• _WHAT THE EXERCISE ASKS_
Retype all of the entries word for word.
※
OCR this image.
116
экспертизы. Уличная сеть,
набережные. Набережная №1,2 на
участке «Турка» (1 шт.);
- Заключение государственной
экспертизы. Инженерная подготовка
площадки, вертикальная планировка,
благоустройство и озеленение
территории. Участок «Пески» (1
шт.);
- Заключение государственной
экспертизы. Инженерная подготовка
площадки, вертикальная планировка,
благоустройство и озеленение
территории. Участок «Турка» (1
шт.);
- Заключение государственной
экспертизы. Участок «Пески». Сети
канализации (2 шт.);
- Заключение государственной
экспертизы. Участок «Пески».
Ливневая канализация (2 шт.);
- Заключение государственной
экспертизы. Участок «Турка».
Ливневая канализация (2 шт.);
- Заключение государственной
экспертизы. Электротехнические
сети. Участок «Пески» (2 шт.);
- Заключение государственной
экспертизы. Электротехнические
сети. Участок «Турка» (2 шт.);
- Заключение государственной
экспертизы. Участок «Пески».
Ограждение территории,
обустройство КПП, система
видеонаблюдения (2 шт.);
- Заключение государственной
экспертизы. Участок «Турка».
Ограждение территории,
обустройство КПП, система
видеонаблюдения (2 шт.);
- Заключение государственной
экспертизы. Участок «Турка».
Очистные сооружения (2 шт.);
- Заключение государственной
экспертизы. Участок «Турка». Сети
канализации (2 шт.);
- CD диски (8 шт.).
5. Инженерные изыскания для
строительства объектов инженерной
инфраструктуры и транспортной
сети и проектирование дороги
※
• _WRITTEN ANSWER_
OCR this image.
116
экспертизы. Уличная сеть,
набережные. Набережная №1,2 на
участке «Турка» (1 шт.);
- Заключение государственной
экспертизы. Инженерная подготовка
площадки, вертикальная планировка,
благоустройство и озеленение
территории. Участок «Пески» (1
шт.);
- Заключение государственной
экспертизы. Инженерная подготовка
площадки, вертикальная планировка,
благоустройство и озеленение
территории. Участок «Турка» (1
шт.);
- Заключение государственной
экспертизы. Участок «Пески». Сети
канализации (2 шт.);
- Заключение государственной
экспертизы. Участок «Пески».
Ливневая канализация (2 шт.);
- Заключение государственной
экспертизы. Участок «Турка».
Ливневая канализация (2 шт.);
- Заключение государственной
экспертизы. Электротехнические
сети. Участок «Пески» (2 шт.);
- Заключение государственной
экспертизы. Электротехнические
сети. Участок «Турка» (2 шт.);
- Заключение государственной
экспертизы. Участок «Пески».
Ограждение территории,
обустройство КПП, система
видеонаблюдения (2 шт.);
- Заключение государственной
экспертизы. Участок «Турка».
Ограждение территории,
обустройство КПП, система
видеонаблюдения (2 шт.);
- Заключение государственной
экспертизы. Участок «Турка».
Очистные сооружения (2 шт.);
- Заключение государственной
экспертизы. Участок «Турка». Сети
канализации (2 шт.);
- CD диски (8 шт.).
5. Инженерные изыскания для
строительства объектов инженерной
инфраструктуры и транспортной
сети и проектирование дороги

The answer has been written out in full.